• RECORD EXTRACTS:

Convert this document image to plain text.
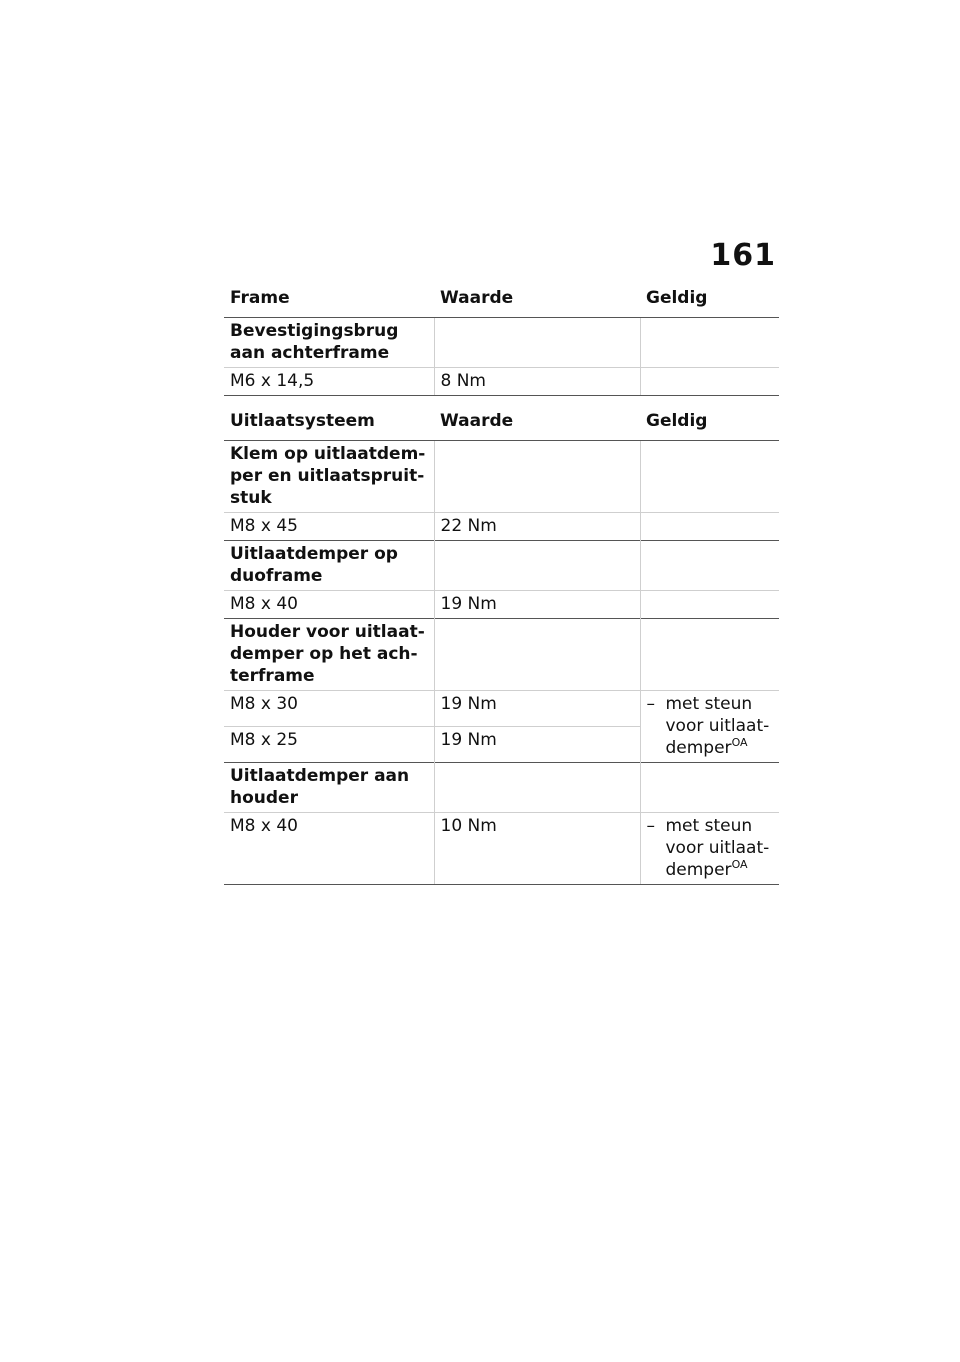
161
Frame	Waarde	Geldig
Bevestigingsbrug aan achterframe		
M6 x 14,5	8 Nm	
Uitlaatsysteem	Waarde	Geldig
Klem op uitlaatdem-
per en uitlaatspruit-
stuk		
M8 x 45	22 Nm	
Uitlaatdemper op duoframe		
M8 x 40	19 Nm	
Houder voor uitlaat-
demper op het ach-
terframe		
M8 x 30	19 Nm	– met steun voor uitlaat-demper$^{OA}$

M8 x 25	19 Nm	
Uitlaatdemper aan houder		
M8 x 40	10 Nm	– met steun voor uitlaat-demper$^{OA}$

• GOAL: Each line in the listing above that contains "voor" should be copied.

• SOLUTION FOR THIS PROBLEM:
Houder voor uitlaat-
M8 x 30	19 Nm	– met steun voor uitlaat-demper$^{OA}$
M8 x 40	10 Nm	– met steun voor uitlaat-demper$^{OA}$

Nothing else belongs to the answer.